### [Work to complete]
Return the listing below exactly, with the pictures dropped.

### [Dataset excerpts]
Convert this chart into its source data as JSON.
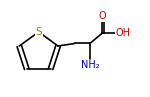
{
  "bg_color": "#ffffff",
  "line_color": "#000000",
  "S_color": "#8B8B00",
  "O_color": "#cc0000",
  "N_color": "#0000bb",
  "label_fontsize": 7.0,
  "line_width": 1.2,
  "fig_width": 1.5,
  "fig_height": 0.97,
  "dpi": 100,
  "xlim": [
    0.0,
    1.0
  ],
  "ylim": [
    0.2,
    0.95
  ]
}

### [Response]
Convert this chart into its source data as JSON.
{
  "bg_color": "#ffffff",
  "line_color": "#000000",
  "S_color": "#8B8B00",
  "O_color": "#cc0000",
  "N_color": "#0000bb",
  "label_fontsize": 7.0,
  "line_width": 1.2,
  "fig_width": 1.5,
  "fig_height": 0.97,
  "dpi": 100,
  "xlim": [
    0.0,
    1.0
  ],
  "ylim": [
    0.2,
    0.95
  ]
}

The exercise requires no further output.